■ Exercise details:
Drop every picture and give the entries back exactly.

■ Source data:
*-*-*

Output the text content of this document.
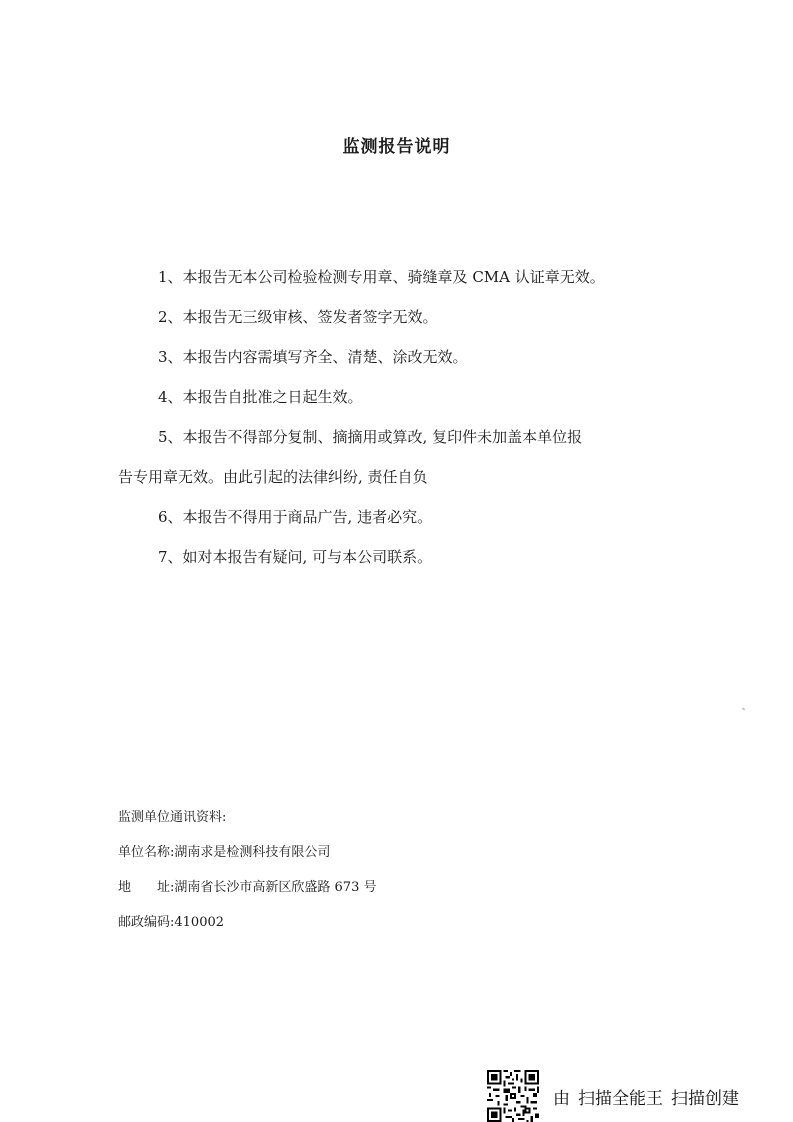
监测报告说明

1、本报告无本公司检验检测专用章、骑缝章及 CMA 认证章无效。

2、本报告无三级审核、签发者签字无效。

3、本报告内容需填写齐全、清楚、涂改无效。

4、本报告自批准之日起生效。

5、本报告不得部分复制、摘摘用或算改, 复印件未加盖本单位报

告专用章无效。由此引起的法律纠纷, 责任自负

6、本报告不得用于商品广告, 违者必究。

7、如对本报告有疑问, 可与本公司联系。

监测单位通讯资料:

单位名称:湖南求是检测科技有限公司

地　　址:湖南省长沙市高新区欣盛路 673 号

邮政编码:410002

由 扫描全能王 扫描创建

*-*-*

■ Answer below:
Output the text content of this document.
监测报告说明

1、本报告无本公司检验检测专用章、骑缝章及 CMA 认证章无效。

2、本报告无三级审核、签发者签字无效。

3、本报告内容需填写齐全、清楚、涂改无效。

4、本报告自批准之日起生效。

5、本报告不得部分复制、摘摘用或算改, 复印件未加盖本单位报

告专用章无效。由此引起的法律纠纷, 责任自负

6、本报告不得用于商品广告, 违者必究。

7、如对本报告有疑问, 可与本公司联系。

监测单位通讯资料:

单位名称:湖南求是检测科技有限公司

地　　址:湖南省长沙市高新区欣盛路 673 号

邮政编码:410002

由 扫描全能王 扫描创建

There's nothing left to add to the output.